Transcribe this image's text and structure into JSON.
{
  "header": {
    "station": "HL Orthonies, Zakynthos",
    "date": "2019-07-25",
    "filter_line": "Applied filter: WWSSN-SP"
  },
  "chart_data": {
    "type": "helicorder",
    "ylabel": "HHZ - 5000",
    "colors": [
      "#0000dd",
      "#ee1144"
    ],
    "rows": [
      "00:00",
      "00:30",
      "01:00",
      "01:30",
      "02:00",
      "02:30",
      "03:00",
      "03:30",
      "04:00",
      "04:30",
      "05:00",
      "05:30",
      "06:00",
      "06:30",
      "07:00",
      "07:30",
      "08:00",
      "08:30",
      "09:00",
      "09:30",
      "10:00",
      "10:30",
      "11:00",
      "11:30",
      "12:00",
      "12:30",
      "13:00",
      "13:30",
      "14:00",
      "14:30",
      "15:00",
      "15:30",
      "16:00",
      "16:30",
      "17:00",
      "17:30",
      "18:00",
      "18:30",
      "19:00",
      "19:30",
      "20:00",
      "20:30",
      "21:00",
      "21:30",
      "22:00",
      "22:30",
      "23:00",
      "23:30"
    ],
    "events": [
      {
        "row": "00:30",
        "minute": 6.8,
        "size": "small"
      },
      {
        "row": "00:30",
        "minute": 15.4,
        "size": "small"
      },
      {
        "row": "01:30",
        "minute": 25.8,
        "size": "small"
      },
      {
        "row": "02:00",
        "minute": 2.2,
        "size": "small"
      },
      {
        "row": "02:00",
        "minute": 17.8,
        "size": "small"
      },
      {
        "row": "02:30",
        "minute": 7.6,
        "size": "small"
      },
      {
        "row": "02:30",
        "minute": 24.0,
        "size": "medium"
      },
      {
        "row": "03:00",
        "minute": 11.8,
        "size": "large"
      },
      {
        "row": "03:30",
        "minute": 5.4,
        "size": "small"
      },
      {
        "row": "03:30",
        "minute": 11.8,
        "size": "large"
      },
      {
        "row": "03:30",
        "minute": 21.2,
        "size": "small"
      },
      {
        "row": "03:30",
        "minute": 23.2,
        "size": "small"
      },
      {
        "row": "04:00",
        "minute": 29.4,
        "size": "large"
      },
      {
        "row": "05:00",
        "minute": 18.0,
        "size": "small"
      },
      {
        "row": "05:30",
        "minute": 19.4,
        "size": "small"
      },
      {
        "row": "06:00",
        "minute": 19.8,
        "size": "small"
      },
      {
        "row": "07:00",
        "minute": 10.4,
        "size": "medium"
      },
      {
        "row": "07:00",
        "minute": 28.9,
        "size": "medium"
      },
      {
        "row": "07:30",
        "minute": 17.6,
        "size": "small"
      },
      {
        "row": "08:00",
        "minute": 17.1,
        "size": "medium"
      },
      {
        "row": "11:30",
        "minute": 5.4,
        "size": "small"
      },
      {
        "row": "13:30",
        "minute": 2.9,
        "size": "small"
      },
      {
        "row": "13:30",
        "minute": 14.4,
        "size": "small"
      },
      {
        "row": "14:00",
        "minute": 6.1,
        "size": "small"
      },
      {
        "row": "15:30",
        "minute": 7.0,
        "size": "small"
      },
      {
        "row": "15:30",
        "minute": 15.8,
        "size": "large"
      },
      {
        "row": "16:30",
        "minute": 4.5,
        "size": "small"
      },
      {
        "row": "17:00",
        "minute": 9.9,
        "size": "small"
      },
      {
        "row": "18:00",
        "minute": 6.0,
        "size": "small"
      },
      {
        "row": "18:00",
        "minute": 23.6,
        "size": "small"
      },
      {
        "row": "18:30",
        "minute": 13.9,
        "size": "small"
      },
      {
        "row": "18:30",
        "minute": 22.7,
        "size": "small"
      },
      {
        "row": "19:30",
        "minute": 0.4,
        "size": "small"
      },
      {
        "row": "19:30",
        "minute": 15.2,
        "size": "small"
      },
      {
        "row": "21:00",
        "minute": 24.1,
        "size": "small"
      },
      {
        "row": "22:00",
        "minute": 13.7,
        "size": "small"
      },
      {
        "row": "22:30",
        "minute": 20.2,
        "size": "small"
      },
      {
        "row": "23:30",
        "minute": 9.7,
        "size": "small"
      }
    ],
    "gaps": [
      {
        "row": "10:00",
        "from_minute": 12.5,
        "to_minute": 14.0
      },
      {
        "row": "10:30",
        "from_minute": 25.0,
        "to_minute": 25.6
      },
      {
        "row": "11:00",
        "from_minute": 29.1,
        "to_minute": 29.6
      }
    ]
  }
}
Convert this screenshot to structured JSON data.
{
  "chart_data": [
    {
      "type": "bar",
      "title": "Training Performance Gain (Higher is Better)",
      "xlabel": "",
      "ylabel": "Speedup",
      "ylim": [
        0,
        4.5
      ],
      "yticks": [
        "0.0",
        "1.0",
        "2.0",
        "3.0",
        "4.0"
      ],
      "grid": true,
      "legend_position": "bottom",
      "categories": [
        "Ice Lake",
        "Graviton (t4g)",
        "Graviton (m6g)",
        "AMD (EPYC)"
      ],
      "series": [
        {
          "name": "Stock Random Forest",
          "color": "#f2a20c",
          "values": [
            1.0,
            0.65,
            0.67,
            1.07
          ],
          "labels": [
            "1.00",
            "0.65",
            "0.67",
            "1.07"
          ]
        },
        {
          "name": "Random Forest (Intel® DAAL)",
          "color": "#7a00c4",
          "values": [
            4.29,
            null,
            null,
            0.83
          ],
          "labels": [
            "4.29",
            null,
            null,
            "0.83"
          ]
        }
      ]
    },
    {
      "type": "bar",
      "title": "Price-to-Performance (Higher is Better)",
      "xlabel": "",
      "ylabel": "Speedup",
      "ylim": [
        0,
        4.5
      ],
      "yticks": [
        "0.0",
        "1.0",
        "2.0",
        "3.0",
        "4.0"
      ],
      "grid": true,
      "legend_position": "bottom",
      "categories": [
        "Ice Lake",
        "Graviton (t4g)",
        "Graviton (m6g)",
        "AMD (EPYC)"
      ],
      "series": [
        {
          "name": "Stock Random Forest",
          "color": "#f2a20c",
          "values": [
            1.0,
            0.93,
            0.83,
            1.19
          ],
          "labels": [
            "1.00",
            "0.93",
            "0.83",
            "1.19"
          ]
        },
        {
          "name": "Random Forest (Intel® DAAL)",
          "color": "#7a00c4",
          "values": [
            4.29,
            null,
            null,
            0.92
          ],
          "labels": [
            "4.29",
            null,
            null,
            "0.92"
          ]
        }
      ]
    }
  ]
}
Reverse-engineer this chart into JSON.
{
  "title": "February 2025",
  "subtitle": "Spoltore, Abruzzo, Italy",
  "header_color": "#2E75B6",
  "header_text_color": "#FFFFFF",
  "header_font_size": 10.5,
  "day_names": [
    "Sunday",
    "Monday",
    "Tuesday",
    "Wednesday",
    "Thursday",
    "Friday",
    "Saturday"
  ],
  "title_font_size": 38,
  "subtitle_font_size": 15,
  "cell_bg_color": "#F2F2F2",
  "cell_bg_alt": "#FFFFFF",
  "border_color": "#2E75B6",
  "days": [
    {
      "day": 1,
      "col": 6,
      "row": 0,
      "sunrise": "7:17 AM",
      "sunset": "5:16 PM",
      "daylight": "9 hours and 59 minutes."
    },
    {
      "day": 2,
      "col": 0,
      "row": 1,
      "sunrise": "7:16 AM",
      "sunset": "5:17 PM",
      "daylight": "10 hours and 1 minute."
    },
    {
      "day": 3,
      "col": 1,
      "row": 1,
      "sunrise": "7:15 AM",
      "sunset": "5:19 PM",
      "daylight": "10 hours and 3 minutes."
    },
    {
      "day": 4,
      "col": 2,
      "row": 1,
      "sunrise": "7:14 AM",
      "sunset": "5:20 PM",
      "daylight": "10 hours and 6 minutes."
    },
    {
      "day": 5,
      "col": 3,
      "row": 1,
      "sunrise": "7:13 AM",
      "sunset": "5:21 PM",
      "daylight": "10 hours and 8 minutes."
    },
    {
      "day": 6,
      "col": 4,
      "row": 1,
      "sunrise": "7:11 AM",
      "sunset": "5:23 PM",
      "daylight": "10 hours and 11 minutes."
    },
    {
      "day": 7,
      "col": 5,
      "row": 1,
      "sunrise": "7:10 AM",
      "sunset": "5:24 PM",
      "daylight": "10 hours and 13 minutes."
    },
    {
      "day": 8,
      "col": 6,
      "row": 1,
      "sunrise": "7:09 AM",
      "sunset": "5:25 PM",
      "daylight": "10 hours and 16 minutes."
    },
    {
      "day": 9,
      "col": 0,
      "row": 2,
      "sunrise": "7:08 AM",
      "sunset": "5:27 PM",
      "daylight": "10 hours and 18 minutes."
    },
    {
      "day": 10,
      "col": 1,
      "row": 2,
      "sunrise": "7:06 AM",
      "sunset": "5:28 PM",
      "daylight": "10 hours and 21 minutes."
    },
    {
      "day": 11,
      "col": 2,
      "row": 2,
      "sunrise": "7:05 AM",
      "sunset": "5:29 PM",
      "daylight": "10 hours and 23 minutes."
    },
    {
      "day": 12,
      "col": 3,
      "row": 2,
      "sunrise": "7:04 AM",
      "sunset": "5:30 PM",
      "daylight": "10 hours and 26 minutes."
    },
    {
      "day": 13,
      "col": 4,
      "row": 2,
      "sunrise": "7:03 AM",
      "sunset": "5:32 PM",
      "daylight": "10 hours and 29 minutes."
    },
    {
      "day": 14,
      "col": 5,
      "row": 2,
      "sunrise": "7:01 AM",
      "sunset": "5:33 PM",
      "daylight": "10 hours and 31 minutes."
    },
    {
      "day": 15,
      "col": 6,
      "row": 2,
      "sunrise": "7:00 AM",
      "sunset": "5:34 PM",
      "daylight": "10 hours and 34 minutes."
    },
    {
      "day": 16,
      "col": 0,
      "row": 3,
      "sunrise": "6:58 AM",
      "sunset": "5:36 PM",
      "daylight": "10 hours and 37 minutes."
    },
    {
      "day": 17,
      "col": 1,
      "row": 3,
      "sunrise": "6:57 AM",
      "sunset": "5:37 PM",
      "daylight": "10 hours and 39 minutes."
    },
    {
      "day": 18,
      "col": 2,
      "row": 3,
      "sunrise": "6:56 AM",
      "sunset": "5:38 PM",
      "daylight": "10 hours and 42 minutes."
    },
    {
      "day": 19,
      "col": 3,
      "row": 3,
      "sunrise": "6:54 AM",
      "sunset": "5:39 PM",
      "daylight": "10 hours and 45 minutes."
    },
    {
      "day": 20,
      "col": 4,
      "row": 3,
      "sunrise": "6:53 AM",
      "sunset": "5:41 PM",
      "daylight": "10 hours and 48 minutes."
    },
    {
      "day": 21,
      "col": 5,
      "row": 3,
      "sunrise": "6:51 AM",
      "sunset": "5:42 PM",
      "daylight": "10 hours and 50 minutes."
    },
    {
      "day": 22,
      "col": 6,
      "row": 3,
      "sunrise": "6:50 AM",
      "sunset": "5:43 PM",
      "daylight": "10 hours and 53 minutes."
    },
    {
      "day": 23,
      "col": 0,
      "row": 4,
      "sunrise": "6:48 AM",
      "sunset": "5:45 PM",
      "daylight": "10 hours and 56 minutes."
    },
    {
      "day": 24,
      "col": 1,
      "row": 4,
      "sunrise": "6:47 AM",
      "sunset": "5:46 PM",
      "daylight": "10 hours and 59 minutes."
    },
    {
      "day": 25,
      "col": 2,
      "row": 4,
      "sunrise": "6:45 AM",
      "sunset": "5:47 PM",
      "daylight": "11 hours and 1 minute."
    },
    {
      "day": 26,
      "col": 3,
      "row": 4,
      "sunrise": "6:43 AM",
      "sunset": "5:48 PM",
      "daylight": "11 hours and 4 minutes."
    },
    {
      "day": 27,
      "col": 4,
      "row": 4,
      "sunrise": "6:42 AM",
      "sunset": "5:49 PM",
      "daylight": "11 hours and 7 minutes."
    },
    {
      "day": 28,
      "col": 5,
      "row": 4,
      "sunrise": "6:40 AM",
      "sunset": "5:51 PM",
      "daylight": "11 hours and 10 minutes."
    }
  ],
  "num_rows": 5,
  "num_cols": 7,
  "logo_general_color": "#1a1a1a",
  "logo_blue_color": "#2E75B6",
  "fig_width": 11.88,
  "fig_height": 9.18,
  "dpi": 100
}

□ □ □ □

▸ **PROBLEM DESCRIPTION**: Show the lines of the records that include the string "JSON".

▸ **FINISHED ANSWER**:
Transcribe this image's text and structure into JSON.
Convert this screenshot to structured JSON data.
Reverse-engineer this chart into JSON.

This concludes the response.